- _TASK REQUIREMENTS_
Copy out all the records, word for word.

>> START SOURCE DATA

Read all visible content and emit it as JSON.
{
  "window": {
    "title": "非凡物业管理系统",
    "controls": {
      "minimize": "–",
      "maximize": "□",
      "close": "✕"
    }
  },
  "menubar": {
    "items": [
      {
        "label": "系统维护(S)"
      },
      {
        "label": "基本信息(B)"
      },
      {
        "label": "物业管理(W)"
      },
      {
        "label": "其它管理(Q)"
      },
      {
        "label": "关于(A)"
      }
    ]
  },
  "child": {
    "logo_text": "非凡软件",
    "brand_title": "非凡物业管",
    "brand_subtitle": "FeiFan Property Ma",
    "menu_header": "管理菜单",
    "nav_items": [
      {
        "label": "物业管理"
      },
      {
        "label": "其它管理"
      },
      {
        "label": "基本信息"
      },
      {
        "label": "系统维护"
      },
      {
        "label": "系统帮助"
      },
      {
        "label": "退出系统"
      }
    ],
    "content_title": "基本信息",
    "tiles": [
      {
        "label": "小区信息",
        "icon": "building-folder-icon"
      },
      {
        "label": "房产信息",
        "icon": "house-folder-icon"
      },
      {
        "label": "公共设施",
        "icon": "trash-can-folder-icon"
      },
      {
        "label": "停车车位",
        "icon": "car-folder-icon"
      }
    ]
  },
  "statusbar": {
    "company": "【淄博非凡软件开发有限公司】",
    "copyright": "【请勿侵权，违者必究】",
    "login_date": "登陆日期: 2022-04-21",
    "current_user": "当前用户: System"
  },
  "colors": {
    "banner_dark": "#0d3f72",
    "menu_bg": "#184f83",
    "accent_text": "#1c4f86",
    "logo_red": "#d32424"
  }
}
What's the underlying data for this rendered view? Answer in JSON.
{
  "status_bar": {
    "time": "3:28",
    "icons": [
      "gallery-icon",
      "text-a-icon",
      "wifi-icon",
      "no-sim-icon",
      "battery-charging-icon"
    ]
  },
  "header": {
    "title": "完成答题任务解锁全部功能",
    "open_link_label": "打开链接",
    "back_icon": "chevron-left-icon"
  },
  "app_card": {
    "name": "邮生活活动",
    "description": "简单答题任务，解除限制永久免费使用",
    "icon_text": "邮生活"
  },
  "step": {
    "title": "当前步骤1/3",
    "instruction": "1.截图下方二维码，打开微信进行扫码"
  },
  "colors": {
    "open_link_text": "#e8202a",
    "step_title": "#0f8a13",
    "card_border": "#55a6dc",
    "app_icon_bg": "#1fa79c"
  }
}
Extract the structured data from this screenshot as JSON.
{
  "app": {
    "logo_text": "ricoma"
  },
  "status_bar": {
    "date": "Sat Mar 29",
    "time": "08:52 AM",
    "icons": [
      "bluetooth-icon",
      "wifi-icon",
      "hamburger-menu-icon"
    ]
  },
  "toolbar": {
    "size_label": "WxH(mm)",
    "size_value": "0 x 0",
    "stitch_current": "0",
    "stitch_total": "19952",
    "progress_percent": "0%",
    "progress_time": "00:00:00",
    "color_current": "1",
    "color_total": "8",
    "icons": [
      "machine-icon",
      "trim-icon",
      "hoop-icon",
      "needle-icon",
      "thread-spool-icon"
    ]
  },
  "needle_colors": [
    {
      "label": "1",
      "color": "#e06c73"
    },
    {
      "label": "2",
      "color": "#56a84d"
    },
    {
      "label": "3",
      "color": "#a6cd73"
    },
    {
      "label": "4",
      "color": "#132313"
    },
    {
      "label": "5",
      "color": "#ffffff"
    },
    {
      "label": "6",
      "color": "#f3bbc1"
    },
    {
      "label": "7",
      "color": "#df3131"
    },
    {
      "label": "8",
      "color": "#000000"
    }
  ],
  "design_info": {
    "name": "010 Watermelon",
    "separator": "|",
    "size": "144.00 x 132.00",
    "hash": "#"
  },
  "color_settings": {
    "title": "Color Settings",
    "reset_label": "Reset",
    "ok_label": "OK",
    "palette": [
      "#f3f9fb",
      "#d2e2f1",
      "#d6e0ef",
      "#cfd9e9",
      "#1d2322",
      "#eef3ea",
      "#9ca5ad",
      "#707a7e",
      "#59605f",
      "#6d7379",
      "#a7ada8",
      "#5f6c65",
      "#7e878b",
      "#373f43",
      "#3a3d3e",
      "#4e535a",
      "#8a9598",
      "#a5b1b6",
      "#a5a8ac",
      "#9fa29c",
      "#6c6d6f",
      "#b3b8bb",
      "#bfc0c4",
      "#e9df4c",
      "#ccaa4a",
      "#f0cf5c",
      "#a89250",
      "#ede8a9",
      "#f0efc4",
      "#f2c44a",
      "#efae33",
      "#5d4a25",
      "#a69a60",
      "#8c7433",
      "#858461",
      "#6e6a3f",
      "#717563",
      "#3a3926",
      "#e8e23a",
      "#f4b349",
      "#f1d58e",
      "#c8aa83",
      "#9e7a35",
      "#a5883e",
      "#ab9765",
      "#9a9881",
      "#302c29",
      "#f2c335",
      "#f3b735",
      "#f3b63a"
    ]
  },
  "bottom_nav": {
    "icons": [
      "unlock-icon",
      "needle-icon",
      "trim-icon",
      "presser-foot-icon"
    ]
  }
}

>> END SOURCE DATA

- _RESPONSE TO THE EXERCISE_
Read all visible content and emit it as JSON.
{
  "window": {
    "title": "非凡物业管理系统",
    "controls": {
      "minimize": "–",
      "maximize": "□",
      "close": "✕"
    }
  },
  "menubar": {
    "items": [
      {
        "label": "系统维护(S)"
      },
      {
        "label": "基本信息(B)"
      },
      {
        "label": "物业管理(W)"
      },
      {
        "label": "其它管理(Q)"
      },
      {
        "label": "关于(A)"
      }
    ]
  },
  "child": {
    "logo_text": "非凡软件",
    "brand_title": "非凡物业管",
    "brand_subtitle": "FeiFan Property Ma",
    "menu_header": "管理菜单",
    "nav_items": [
      {
        "label": "物业管理"
      },
      {
        "label": "其它管理"
      },
      {
        "label": "基本信息"
      },
      {
        "label": "系统维护"
      },
      {
        "label": "系统帮助"
      },
      {
        "label": "退出系统"
      }
    ],
    "content_title": "基本信息",
    "tiles": [
      {
        "label": "小区信息",
        "icon": "building-folder-icon"
      },
      {
        "label": "房产信息",
        "icon": "house-folder-icon"
      },
      {
        "label": "公共设施",
        "icon": "trash-can-folder-icon"
      },
      {
        "label": "停车车位",
        "icon": "car-folder-icon"
      }
    ]
  },
  "statusbar": {
    "company": "【淄博非凡软件开发有限公司】",
    "copyright": "【请勿侵权，违者必究】",
    "login_date": "登陆日期: 2022-04-21",
    "current_user": "当前用户: System"
  },
  "colors": {
    "banner_dark": "#0d3f72",
    "menu_bg": "#184f83",
    "accent_text": "#1c4f86",
    "logo_red": "#d32424"
  }
}
What's the underlying data for this rendered view? Answer in JSON.
{
  "status_bar": {
    "time": "3:28",
    "icons": [
      "gallery-icon",
      "text-a-icon",
      "wifi-icon",
      "no-sim-icon",
      "battery-charging-icon"
    ]
  },
  "header": {
    "title": "完成答题任务解锁全部功能",
    "open_link_label": "打开链接",
    "back_icon": "chevron-left-icon"
  },
  "app_card": {
    "name": "邮生活活动",
    "description": "简单答题任务，解除限制永久免费使用",
    "icon_text": "邮生活"
  },
  "step": {
    "title": "当前步骤1/3",
    "instruction": "1.截图下方二维码，打开微信进行扫码"
  },
  "colors": {
    "open_link_text": "#e8202a",
    "step_title": "#0f8a13",
    "card_border": "#55a6dc",
    "app_icon_bg": "#1fa79c"
  }
}
Extract the structured data from this screenshot as JSON.
{
  "app": {
    "logo_text": "ricoma"
  },
  "status_bar": {
    "date": "Sat Mar 29",
    "time": "08:52 AM",
    "icons": [
      "bluetooth-icon",
      "wifi-icon",
      "hamburger-menu-icon"
    ]
  },
  "toolbar": {
    "size_label": "WxH(mm)",
    "size_value": "0 x 0",
    "stitch_current": "0",
    "stitch_total": "19952",
    "progress_percent": "0%",
    "progress_time": "00:00:00",
    "color_current": "1",
    "color_total": "8",
    "icons": [
      "machine-icon",
      "trim-icon",
      "hoop-icon",
      "needle-icon",
      "thread-spool-icon"
    ]
  },
  "needle_colors": [
    {
      "label": "1",
      "color": "#e06c73"
    },
    {
      "label": "2",
      "color": "#56a84d"
    },
    {
      "label": "3",
      "color": "#a6cd73"
    },
    {
      "label": "4",
      "color": "#132313"
    },
    {
      "label": "5",
      "color": "#ffffff"
    },
    {
      "label": "6",
      "color": "#f3bbc1"
    },
    {
      "label": "7",
      "color": "#df3131"
    },
    {
      "label": "8",
      "color": "#000000"
    }
  ],
  "design_info": {
    "name": "010 Watermelon",
    "separator": "|",
    "size": "144.00 x 132.00",
    "hash": "#"
  },
  "color_settings": {
    "title": "Color Settings",
    "reset_label": "Reset",
    "ok_label": "OK",
    "palette": [
      "#f3f9fb",
      "#d2e2f1",
      "#d6e0ef",
      "#cfd9e9",
      "#1d2322",
      "#eef3ea",
      "#9ca5ad",
      "#707a7e",
      "#59605f",
      "#6d7379",
      "#a7ada8",
      "#5f6c65",
      "#7e878b",
      "#373f43",
      "#3a3d3e",
      "#4e535a",
      "#8a9598",
      "#a5b1b6",
      "#a5a8ac",
      "#9fa29c",
      "#6c6d6f",
      "#b3b8bb",
      "#bfc0c4",
      "#e9df4c",
      "#ccaa4a",
      "#f0cf5c",
      "#a89250",
      "#ede8a9",
      "#f0efc4",
      "#f2c44a",
      "#efae33",
      "#5d4a25",
      "#a69a60",
      "#8c7433",
      "#858461",
      "#6e6a3f",
      "#717563",
      "#3a3926",
      "#e8e23a",
      "#f4b349",
      "#f1d58e",
      "#c8aa83",
      "#9e7a35",
      "#a5883e",
      "#ab9765",
      "#9a9881",
      "#302c29",
      "#f2c335",
      "#f3b735",
      "#f3b63a"
    ]
  },
  "bottom_nav": {
    "icons": [
      "unlock-icon",
      "needle-icon",
      "trim-icon",
      "presser-foot-icon"
    ]
  }
}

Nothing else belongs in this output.